• [Exercise prompt]
Return the whole listing, keeping every character the same.

======== Data extract ========

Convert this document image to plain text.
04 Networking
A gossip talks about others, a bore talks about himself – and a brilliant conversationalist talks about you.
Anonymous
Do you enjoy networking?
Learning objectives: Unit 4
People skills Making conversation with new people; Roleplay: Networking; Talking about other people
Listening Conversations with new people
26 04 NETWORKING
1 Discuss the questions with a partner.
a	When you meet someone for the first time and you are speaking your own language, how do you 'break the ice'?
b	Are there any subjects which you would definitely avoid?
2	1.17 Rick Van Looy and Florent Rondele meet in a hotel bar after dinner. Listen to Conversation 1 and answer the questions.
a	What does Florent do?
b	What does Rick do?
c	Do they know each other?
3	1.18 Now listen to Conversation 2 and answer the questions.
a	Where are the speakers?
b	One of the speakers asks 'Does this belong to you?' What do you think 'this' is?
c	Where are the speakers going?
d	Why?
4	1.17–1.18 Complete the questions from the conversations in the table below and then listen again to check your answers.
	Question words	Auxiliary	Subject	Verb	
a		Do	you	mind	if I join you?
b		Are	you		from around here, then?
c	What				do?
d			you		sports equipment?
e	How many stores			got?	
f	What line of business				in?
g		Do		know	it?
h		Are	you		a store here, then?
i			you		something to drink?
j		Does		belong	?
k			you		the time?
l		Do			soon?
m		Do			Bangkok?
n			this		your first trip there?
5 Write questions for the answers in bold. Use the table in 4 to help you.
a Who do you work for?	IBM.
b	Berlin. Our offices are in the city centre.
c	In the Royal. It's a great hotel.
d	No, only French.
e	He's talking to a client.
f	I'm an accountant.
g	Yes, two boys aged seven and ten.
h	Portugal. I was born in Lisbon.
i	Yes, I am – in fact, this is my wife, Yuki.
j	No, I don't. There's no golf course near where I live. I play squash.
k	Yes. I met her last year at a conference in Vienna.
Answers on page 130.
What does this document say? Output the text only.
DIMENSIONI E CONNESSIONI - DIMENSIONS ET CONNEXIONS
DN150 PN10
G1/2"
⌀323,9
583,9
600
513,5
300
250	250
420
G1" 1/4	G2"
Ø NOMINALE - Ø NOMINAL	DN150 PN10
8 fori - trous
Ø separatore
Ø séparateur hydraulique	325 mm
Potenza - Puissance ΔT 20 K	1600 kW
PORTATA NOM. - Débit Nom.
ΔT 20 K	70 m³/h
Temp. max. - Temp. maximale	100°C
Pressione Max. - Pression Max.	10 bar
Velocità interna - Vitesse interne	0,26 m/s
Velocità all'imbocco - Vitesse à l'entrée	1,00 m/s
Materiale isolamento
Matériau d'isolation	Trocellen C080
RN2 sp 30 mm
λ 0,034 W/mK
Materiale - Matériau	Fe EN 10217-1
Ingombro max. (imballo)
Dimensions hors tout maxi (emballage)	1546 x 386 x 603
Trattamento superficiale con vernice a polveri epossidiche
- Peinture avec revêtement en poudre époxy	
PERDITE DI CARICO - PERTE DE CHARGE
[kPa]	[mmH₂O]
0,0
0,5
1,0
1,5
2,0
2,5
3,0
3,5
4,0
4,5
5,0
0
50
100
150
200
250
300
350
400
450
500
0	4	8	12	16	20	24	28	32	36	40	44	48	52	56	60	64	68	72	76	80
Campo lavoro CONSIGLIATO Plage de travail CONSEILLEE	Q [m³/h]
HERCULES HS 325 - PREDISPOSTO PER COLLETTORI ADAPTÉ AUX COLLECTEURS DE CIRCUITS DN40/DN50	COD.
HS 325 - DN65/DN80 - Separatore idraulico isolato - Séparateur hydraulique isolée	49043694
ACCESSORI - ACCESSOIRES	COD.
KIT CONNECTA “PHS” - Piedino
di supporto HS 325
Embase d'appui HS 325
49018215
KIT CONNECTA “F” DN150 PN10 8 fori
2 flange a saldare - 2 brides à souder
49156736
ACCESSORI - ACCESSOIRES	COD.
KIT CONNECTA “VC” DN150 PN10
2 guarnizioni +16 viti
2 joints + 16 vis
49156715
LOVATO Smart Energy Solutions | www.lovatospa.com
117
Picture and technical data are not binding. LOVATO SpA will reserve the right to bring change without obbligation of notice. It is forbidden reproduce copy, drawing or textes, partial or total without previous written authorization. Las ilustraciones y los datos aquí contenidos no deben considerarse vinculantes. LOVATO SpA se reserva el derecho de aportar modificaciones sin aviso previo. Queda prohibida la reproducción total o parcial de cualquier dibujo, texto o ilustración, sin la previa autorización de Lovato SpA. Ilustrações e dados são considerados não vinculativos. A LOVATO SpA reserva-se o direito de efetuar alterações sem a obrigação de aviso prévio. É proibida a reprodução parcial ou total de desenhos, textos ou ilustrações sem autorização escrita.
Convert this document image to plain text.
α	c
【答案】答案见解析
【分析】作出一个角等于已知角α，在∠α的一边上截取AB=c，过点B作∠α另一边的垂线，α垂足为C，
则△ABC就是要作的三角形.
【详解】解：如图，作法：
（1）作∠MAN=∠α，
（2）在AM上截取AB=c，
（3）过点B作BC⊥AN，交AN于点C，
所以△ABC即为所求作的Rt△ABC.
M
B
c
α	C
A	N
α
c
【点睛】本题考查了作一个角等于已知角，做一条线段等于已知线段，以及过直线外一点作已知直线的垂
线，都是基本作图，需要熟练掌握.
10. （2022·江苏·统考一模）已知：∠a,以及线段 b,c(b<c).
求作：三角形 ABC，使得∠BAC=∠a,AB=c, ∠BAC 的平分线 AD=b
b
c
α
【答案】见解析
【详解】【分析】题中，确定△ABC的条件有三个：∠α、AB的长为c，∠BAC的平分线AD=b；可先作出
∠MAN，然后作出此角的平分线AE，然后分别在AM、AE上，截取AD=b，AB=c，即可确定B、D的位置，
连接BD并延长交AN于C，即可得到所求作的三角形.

========

• [Finished task]
Convert this document image to plain text.
04 Networking
A gossip talks about others, a bore talks about himself – and a brilliant conversationalist talks about you.
Anonymous
Do you enjoy networking?
Learning objectives: Unit 4
People skills Making conversation with new people; Roleplay: Networking; Talking about other people
Listening Conversations with new people
26 04 NETWORKING
1 Discuss the questions with a partner.
a	When you meet someone for the first time and you are speaking your own language, how do you 'break the ice'?
b	Are there any subjects which you would definitely avoid?
2	1.17 Rick Van Looy and Florent Rondele meet in a hotel bar after dinner. Listen to Conversation 1 and answer the questions.
a	What does Florent do?
b	What does Rick do?
c	Do they know each other?
3	1.18 Now listen to Conversation 2 and answer the questions.
a	Where are the speakers?
b	One of the speakers asks 'Does this belong to you?' What do you think 'this' is?
c	Where are the speakers going?
d	Why?
4	1.17–1.18 Complete the questions from the conversations in the table below and then listen again to check your answers.
	Question words	Auxiliary	Subject	Verb	
a		Do	you	mind	if I join you?
b		Are	you		from around here, then?
c	What				do?
d			you		sports equipment?
e	How many stores			got?	
f	What line of business				in?
g		Do		know	it?
h		Are	you		a store here, then?
i			you		something to drink?
j		Does		belong	?
k			you		the time?
l		Do			soon?
m		Do			Bangkok?
n			this		your first trip there?
5 Write questions for the answers in bold. Use the table in 4 to help you.
a Who do you work for?	IBM.
b	Berlin. Our offices are in the city centre.
c	In the Royal. It's a great hotel.
d	No, only French.
e	He's talking to a client.
f	I'm an accountant.
g	Yes, two boys aged seven and ten.
h	Portugal. I was born in Lisbon.
i	Yes, I am – in fact, this is my wife, Yuki.
j	No, I don't. There's no golf course near where I live. I play squash.
k	Yes. I met her last year at a conference in Vienna.
Answers on page 130.
What does this document say? Output the text only.
DIMENSIONI E CONNESSIONI - DIMENSIONS ET CONNEXIONS
DN150 PN10
G1/2"
⌀323,9
583,9
600
513,5
300
250	250
420
G1" 1/4	G2"
Ø NOMINALE - Ø NOMINAL	DN150 PN10
8 fori - trous
Ø separatore
Ø séparateur hydraulique	325 mm
Potenza - Puissance ΔT 20 K	1600 kW
PORTATA NOM. - Débit Nom.
ΔT 20 K	70 m³/h
Temp. max. - Temp. maximale	100°C
Pressione Max. - Pression Max.	10 bar
Velocità interna - Vitesse interne	0,26 m/s
Velocità all'imbocco - Vitesse à l'entrée	1,00 m/s
Materiale isolamento
Matériau d'isolation	Trocellen C080
RN2 sp 30 mm
λ 0,034 W/mK
Materiale - Matériau	Fe EN 10217-1
Ingombro max. (imballo)
Dimensions hors tout maxi (emballage)	1546 x 386 x 603
Trattamento superficiale con vernice a polveri epossidiche
- Peinture avec revêtement en poudre époxy	
PERDITE DI CARICO - PERTE DE CHARGE
[kPa]	[mmH₂O]
0,0
0,5
1,0
1,5
2,0
2,5
3,0
3,5
4,0
4,5
5,0
0
50
100
150
200
250
300
350
400
450
500
0	4	8	12	16	20	24	28	32	36	40	44	48	52	56	60	64	68	72	76	80
Campo lavoro CONSIGLIATO Plage de travail CONSEILLEE	Q [m³/h]
HERCULES HS 325 - PREDISPOSTO PER COLLETTORI ADAPTÉ AUX COLLECTEURS DE CIRCUITS DN40/DN50	COD.
HS 325 - DN65/DN80 - Separatore idraulico isolato - Séparateur hydraulique isolée	49043694
ACCESSORI - ACCESSOIRES	COD.
KIT CONNECTA “PHS” - Piedino
di supporto HS 325
Embase d'appui HS 325
49018215
KIT CONNECTA “F” DN150 PN10 8 fori
2 flange a saldare - 2 brides à souder
49156736
ACCESSORI - ACCESSOIRES	COD.
KIT CONNECTA “VC” DN150 PN10
2 guarnizioni +16 viti
2 joints + 16 vis
49156715
LOVATO Smart Energy Solutions | www.lovatospa.com
117
Picture and technical data are not binding. LOVATO SpA will reserve the right to bring change without obbligation of notice. It is forbidden reproduce copy, drawing or textes, partial or total without previous written authorization. Las ilustraciones y los datos aquí contenidos no deben considerarse vinculantes. LOVATO SpA se reserva el derecho de aportar modificaciones sin aviso previo. Queda prohibida la reproducción total o parcial de cualquier dibujo, texto o ilustración, sin la previa autorización de Lovato SpA. Ilustrações e dados são considerados não vinculativos. A LOVATO SpA reserva-se o direito de efetuar alterações sem a obrigação de aviso prévio. É proibida a reprodução parcial ou total de desenhos, textos ou ilustrações sem autorização escrita.
Convert this document image to plain text.
α	c
【答案】答案见解析
【分析】作出一个角等于已知角α，在∠α的一边上截取AB=c，过点B作∠α另一边的垂线，α垂足为C，
则△ABC就是要作的三角形.
【详解】解：如图，作法：
（1）作∠MAN=∠α，
（2）在AM上截取AB=c，
（3）过点B作BC⊥AN，交AN于点C，
所以△ABC即为所求作的Rt△ABC.
M
B
c
α	C
A	N
α
c
【点睛】本题考查了作一个角等于已知角，做一条线段等于已知线段，以及过直线外一点作已知直线的垂
线，都是基本作图，需要熟练掌握.
10. （2022·江苏·统考一模）已知：∠a,以及线段 b,c(b<c).
求作：三角形 ABC，使得∠BAC=∠a,AB=c, ∠BAC 的平分线 AD=b
b
c
α
【答案】见解析
【详解】【分析】题中，确定△ABC的条件有三个：∠α、AB的长为c，∠BAC的平分线AD=b；可先作出
∠MAN，然后作出此角的平分线AE，然后分别在AM、AE上，截取AD=b，AB=c，即可确定B、D的位置，
连接BD并延长交AN于C，即可得到所求作的三角形.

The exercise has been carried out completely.